• **Task prompt**
Each record needs to be echoed exactly; can you do that?

-- BEGIN Input --

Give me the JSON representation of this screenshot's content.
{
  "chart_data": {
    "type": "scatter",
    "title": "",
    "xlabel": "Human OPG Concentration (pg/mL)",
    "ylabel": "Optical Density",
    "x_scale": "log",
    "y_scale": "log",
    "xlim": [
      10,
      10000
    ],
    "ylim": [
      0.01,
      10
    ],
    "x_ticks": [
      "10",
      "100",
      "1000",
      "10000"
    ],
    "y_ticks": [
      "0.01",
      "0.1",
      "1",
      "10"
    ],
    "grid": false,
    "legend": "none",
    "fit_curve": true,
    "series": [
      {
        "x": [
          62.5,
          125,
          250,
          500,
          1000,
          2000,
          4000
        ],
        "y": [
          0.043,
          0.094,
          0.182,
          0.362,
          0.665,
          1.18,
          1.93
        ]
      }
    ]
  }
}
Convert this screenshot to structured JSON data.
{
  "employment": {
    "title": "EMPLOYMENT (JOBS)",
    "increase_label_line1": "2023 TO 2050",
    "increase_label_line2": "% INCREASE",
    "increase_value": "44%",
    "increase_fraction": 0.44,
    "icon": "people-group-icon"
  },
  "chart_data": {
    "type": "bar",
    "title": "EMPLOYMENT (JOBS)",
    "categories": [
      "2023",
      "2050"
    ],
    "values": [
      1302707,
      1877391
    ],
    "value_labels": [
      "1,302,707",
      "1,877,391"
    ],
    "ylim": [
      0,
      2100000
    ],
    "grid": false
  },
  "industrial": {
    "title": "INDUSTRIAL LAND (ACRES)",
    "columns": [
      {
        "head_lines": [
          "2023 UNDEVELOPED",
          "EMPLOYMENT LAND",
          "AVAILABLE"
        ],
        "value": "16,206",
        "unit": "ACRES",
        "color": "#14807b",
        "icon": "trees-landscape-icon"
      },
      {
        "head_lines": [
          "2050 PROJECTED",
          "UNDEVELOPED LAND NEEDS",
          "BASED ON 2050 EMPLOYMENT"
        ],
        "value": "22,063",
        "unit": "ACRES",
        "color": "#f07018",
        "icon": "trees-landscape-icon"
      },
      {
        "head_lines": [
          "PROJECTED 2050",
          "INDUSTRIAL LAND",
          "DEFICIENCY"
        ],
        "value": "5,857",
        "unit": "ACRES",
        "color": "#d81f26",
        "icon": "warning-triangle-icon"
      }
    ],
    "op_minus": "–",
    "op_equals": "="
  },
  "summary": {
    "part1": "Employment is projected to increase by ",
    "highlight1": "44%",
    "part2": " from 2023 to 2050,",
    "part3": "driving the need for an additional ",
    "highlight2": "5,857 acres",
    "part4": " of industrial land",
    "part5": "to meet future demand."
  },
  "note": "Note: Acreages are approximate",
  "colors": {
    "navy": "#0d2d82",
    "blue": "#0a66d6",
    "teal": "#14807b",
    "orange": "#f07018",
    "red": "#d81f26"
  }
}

-- END Input --

• **Solution to this exercise**
Give me the JSON representation of this screenshot's content.
{
  "chart_data": {
    "type": "scatter",
    "title": "",
    "xlabel": "Human OPG Concentration (pg/mL)",
    "ylabel": "Optical Density",
    "x_scale": "log",
    "y_scale": "log",
    "xlim": [
      10,
      10000
    ],
    "ylim": [
      0.01,
      10
    ],
    "x_ticks": [
      "10",
      "100",
      "1000",
      "10000"
    ],
    "y_ticks": [
      "0.01",
      "0.1",
      "1",
      "10"
    ],
    "grid": false,
    "legend": "none",
    "fit_curve": true,
    "series": [
      {
        "x": [
          62.5,
          125,
          250,
          500,
          1000,
          2000,
          4000
        ],
        "y": [
          0.043,
          0.094,
          0.182,
          0.362,
          0.665,
          1.18,
          1.93
        ]
      }
    ]
  }
}
Convert this screenshot to structured JSON data.
{
  "employment": {
    "title": "EMPLOYMENT (JOBS)",
    "increase_label_line1": "2023 TO 2050",
    "increase_label_line2": "% INCREASE",
    "increase_value": "44%",
    "increase_fraction": 0.44,
    "icon": "people-group-icon"
  },
  "chart_data": {
    "type": "bar",
    "title": "EMPLOYMENT (JOBS)",
    "categories": [
      "2023",
      "2050"
    ],
    "values": [
      1302707,
      1877391
    ],
    "value_labels": [
      "1,302,707",
      "1,877,391"
    ],
    "ylim": [
      0,
      2100000
    ],
    "grid": false
  },
  "industrial": {
    "title": "INDUSTRIAL LAND (ACRES)",
    "columns": [
      {
        "head_lines": [
          "2023 UNDEVELOPED",
          "EMPLOYMENT LAND",
          "AVAILABLE"
        ],
        "value": "16,206",
        "unit": "ACRES",
        "color": "#14807b",
        "icon": "trees-landscape-icon"
      },
      {
        "head_lines": [
          "2050 PROJECTED",
          "UNDEVELOPED LAND NEEDS",
          "BASED ON 2050 EMPLOYMENT"
        ],
        "value": "22,063",
        "unit": "ACRES",
        "color": "#f07018",
        "icon": "trees-landscape-icon"
      },
      {
        "head_lines": [
          "PROJECTED 2050",
          "INDUSTRIAL LAND",
          "DEFICIENCY"
        ],
        "value": "5,857",
        "unit": "ACRES",
        "color": "#d81f26",
        "icon": "warning-triangle-icon"
      }
    ],
    "op_minus": "–",
    "op_equals": "="
  },
  "summary": {
    "part1": "Employment is projected to increase by ",
    "highlight1": "44%",
    "part2": " from 2023 to 2050,",
    "part3": "driving the need for an additional ",
    "highlight2": "5,857 acres",
    "part4": " of industrial land",
    "part5": "to meet future demand."
  },
  "note": "Note: Acreages are approximate",
  "colors": {
    "navy": "#0d2d82",
    "blue": "#0a66d6",
    "teal": "#14807b",
    "orange": "#f07018",
    "red": "#d81f26"
  }
}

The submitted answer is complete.